KUTIPAN BACAAN
Mulai dari yang terbaru dan masih berproses hingga berita ini diturunkan, yaitu permohonan praperadilan Komite Nasional Papua Barat (KNPB) di Timika berakhir dengan dibacakannya putusan di Pengadilan Negeri Timika, Selasa (19/2).
Dalam putusannya, hakim menolak seluruh permohonan praperadilan pemohon. Lagi-lagi, sidang dikawal aparat keamanan dengan tidak proporsional, baik dari segi jumlah personel maupun persenjataan.
Fakta-fakta persidangan dari pemohon dan termohon yang mendukung dalil pemohon diabaikan hakim. Hakim, hanya menafsirkan aturan dan fakta yang menguntungkan termohon. Hal ini telah menciderai kepastian hukum, akibat pembiaran terhadap penyalahgunaan wewenang kepolisian terhadap warga negara.
Perjuangan KNPB Timika untuk melihat keadilan, tidak berhenti sampai di sini. Peradilan pidana untuk ketiga tersangka makar tersebut akan berlanjut usai sidang praperadilan ini. Untuk status sekretariat KNPB yang diambil paksa juga masih akan disidangkan lewat jalur perdata.
KNPB melayangkan gugatan praperadilan kepada Kepolisian untuk ganti rugi sebeasr Rp 126 jutaan dan membebaskan kembali pengurus inti KNPB yang ditangkap dan ditahan, serta mengembalikan kembali tanah dan banggunan kepada para penggugat. Plus, permintaan maaf Kepolisian kepada KNPB secara terbuka melalui media massa. KNPB juga meminta Kepolisian memulihkan hak-hak mereka.
Polisi dan TNI Mimika menggeledah dan mengambil alih Sekretariat KNPB, yang berada di komplek Jalan Sosial, Kota Timika, Papua dipandang sebagai langkah tegas aparat Kepolisian dan TNI, karena KNPB dinilai sebagai organisasi atau kelompok dan simpatisan separatisme Papua Merdeka.
Kantor itu menjadi tempat berkumpul anggota KNPB dan PRD Timika, didirikan pada 31 Desember 2013. Genap enam tahun berdiri, pada 31 Desember 2018 kantor KNPB ini digeledah dan diambil alih polisi dan TNI.
Direktur Eksekutif Lembaga Penelitian, Pengkajian dan Pengembangan Bantuan Hukum (LP3BH) Manokwari, Yan Chist Warinussy memandang, langkah hukum yang diambil KNPB melalui tim kuasa hukumnya mempraperadilankan Kapolres Mimika sudah tepat dan proporsional.

BAHAN TERSEDIA
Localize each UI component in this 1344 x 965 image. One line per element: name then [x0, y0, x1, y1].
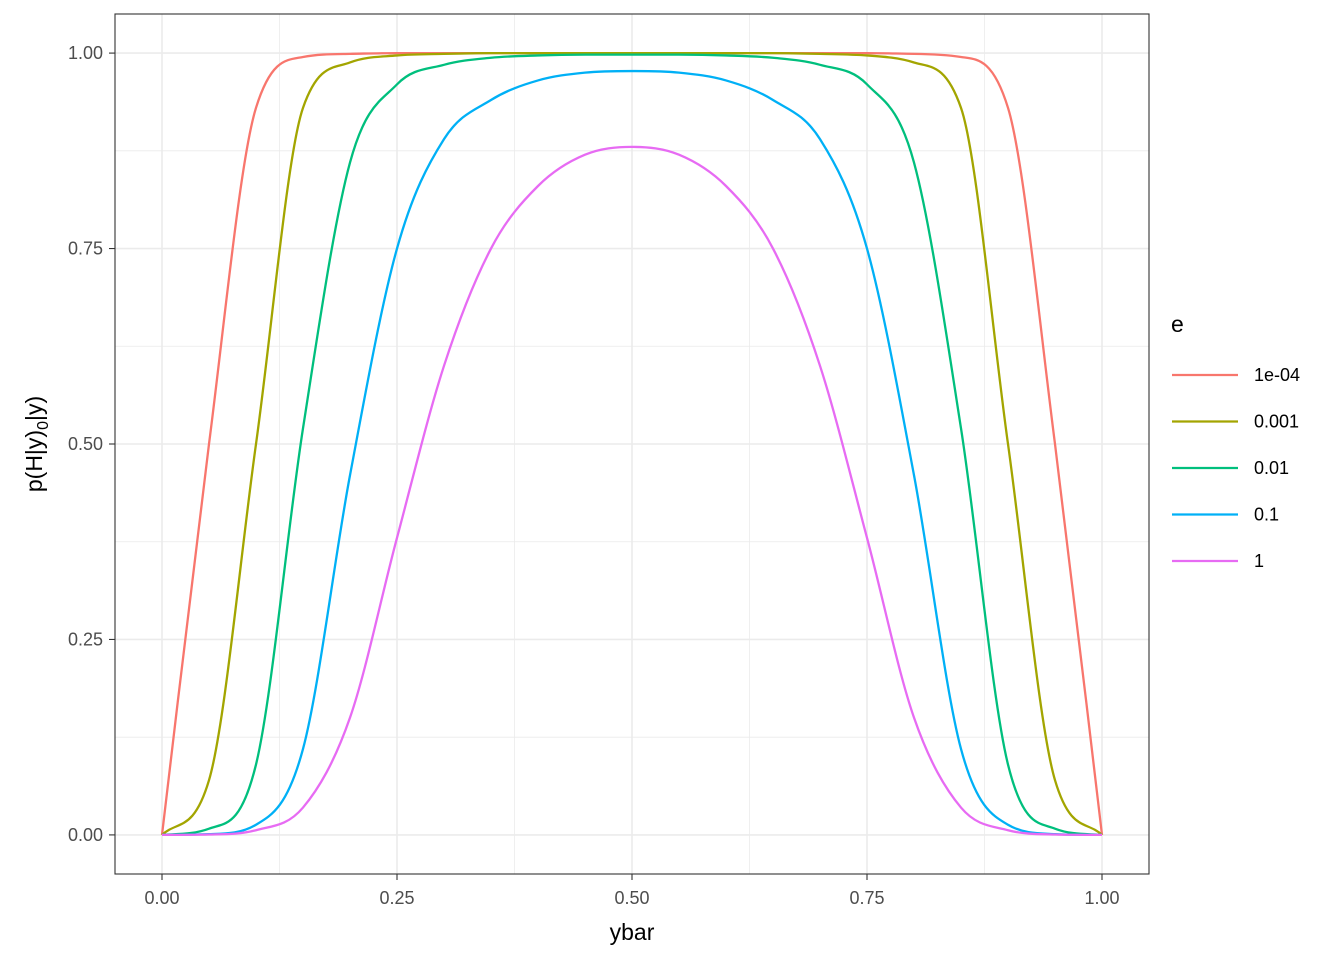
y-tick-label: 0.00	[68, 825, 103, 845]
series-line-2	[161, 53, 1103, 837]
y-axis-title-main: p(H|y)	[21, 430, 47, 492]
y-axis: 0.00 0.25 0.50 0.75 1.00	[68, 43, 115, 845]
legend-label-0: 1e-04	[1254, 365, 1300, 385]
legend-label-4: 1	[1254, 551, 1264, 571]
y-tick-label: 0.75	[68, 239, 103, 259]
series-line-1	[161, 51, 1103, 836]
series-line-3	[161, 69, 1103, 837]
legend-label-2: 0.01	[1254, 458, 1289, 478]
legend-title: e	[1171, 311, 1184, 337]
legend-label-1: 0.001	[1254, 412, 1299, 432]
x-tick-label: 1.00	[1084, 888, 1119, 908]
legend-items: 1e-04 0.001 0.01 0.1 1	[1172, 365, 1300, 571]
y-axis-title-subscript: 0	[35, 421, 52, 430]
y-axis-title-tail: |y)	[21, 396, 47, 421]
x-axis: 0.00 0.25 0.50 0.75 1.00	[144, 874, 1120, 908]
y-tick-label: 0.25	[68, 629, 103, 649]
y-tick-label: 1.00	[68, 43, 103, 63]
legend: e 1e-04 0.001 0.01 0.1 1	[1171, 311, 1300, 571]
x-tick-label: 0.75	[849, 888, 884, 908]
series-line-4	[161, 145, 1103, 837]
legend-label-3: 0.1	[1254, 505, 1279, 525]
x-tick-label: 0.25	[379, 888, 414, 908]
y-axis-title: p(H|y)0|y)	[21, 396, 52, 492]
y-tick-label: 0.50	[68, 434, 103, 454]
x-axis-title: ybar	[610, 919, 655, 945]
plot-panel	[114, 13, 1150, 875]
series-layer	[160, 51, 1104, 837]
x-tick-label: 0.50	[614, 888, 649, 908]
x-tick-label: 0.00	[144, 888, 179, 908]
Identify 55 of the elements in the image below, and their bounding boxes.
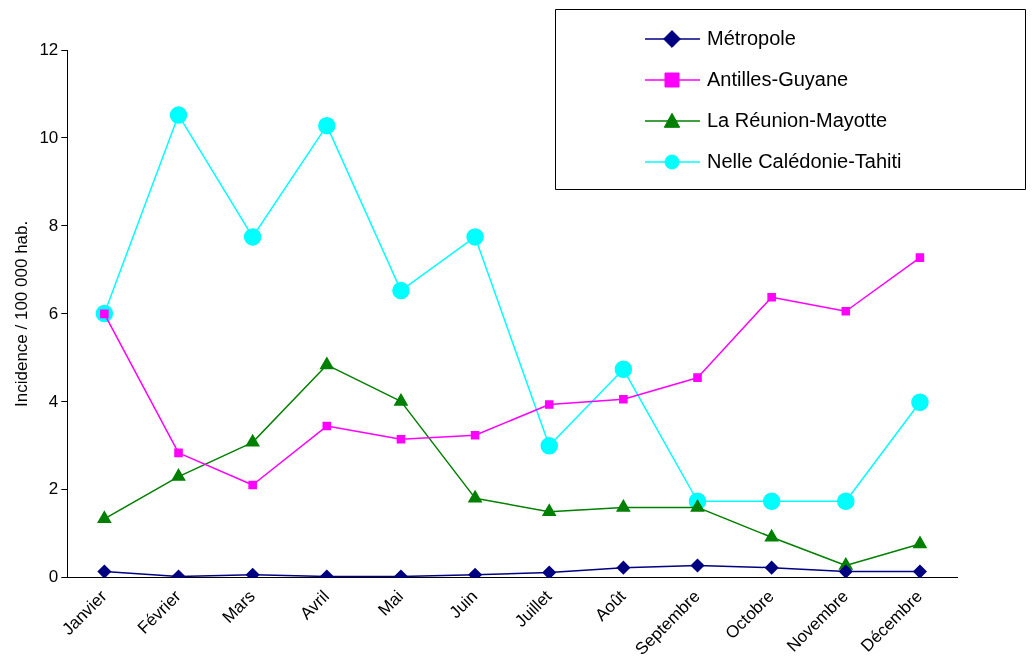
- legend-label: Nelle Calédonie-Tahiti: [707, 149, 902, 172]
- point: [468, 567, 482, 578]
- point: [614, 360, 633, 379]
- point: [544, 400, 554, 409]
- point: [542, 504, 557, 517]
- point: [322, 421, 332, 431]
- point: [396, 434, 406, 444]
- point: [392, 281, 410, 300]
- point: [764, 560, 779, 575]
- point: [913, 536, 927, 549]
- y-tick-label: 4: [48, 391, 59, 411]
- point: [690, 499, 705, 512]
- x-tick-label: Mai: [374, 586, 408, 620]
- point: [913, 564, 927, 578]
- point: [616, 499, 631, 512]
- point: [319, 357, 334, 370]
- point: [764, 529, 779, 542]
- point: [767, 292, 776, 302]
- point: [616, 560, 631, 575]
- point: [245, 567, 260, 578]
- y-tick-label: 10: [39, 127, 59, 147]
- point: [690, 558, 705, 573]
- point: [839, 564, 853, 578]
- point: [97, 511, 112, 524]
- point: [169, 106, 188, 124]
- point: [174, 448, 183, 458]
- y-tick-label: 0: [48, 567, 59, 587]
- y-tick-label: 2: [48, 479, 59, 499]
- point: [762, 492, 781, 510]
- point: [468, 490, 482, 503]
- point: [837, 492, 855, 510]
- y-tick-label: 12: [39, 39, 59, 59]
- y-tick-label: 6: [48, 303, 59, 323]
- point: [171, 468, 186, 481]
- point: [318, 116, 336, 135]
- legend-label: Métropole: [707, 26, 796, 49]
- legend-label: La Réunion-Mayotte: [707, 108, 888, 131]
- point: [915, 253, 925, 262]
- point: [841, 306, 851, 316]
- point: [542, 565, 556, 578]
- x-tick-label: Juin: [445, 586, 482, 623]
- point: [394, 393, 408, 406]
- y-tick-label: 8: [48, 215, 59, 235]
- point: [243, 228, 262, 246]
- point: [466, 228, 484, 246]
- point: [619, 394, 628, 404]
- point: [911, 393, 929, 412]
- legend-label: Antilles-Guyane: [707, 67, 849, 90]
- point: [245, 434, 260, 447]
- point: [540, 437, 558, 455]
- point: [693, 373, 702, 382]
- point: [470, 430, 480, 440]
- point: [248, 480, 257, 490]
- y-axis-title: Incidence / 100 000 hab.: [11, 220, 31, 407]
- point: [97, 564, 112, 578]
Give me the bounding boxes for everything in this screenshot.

URAIAN TUGAS
Tulis kembali bagian berita praperadilan KNPB yang dimulai pada kata-kata "Polisi dan TNI Mimika" dan berakhir setelah "separatisme Papua Merdeka.", lalu tukar "Sekretariat KNPB" dengan "Kantor KNPB".

JAWABAN TUGAS
Polisi dan TNI Mimika menggeledah dan mengambil alih Kantor KNPB, yang berada di komplek Jalan Sosial, Kota Timika, Papua dipandang sebagai langkah tegas aparat Kepolisian dan TNI, karena KNPB dinilai sebagai organisasi atau kelompok dan simpatisan separatisme Papua Merdeka.